Stored records -
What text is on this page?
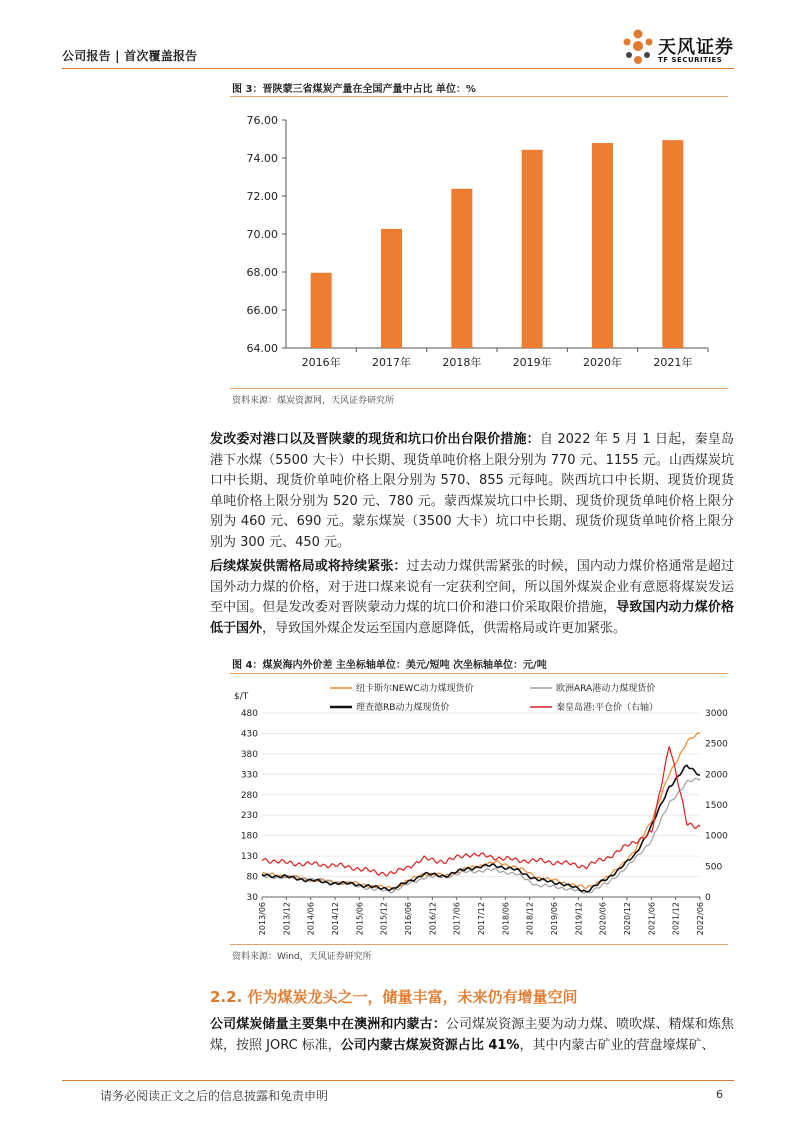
公司报告 | 首次覆盖报告	天风证券
TF SECURITIES
图 3：晋陕蒙三省煤炭产量在全国产量中占比 单位：%
64.00
66.00
68.00
70.00
72.00
74.00
76.00
2016年	2017年	2018年	2019年	2020年	2021年
资料来源：煤炭资源网，天风证券研究所
发改委对港口以及晋陕蒙的现货和坑口价出台限价措施：自 2022 年 5 月 1 日起，秦皇岛港下水煤（5500 大卡）中长期、现货单吨价格上限分别为 770 元、1155 元。山西煤炭坑口中长期、现货价单吨价格上限分别为 570、855 元每吨。陕西坑口中长期、现货价现货单吨价格上限分别为 520 元、780 元。蒙西煤炭坑口中长期、现货价现货单吨价格上限分别为 460 元、690 元。蒙东煤炭（3500 大卡）坑口中长期、现货价现货单吨价格上限分别为 300 元、450 元。
后续煤炭供需格局或将持续紧张：过去动力煤供需紧张的时候，国内动力煤价格通常是超过国外动力煤的价格，对于进口煤来说有一定获利空间，所以国外煤炭企业有意愿将煤炭发运至中国。但是发改委对晋陕蒙动力煤的坑口价和港口价采取限价措施，导致国内动力煤价格低于国外，导致国外煤企发运至国内意愿降低，供需格局或许更加紧张。
图 4：煤炭海内外价差 主坐标轴单位：美元/短吨 次坐标轴单位：元/吨
$/T
30
80
130
180
230
280
330
380
430
480
0
500
1000
1500
2000
2500
3000
2013/06 2013/12 2014/06 2014/12 2015/06 2015/12 2016/06 2016/12 2017/06 2017/12 2018/06 2018/12 2019/06 2019/12 2020/06 2020/12 2021/06 2021/12 2022/06
纽卡斯尔NEWC动力煤现货价	欧洲ARA港动力煤现货价
理查德RB动力煤现货价	秦皇岛港:平仓价（右轴）
资料来源：Wind，天风证券研究所
2.2. 作为煤炭龙头之一，储量丰富，未来仍有增量空间
公司煤炭储量主要集中在澳洲和内蒙古：公司煤炭资源主要为动力煤、喷吹煤、精煤和炼焦煤，按照 JORC 标准，公司内蒙古煤炭资源占比 41%，其中内蒙古矿业的营盘壕煤矿、
请务必阅读正文之后的信息披露和免责申明	6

Task statement -
In the entries above, find each line with the string "天风证券研究所" and copy it.

Output of the task -
资料来源：煤炭资源网，天风证券研究所
资料来源：Wind，天风证券研究所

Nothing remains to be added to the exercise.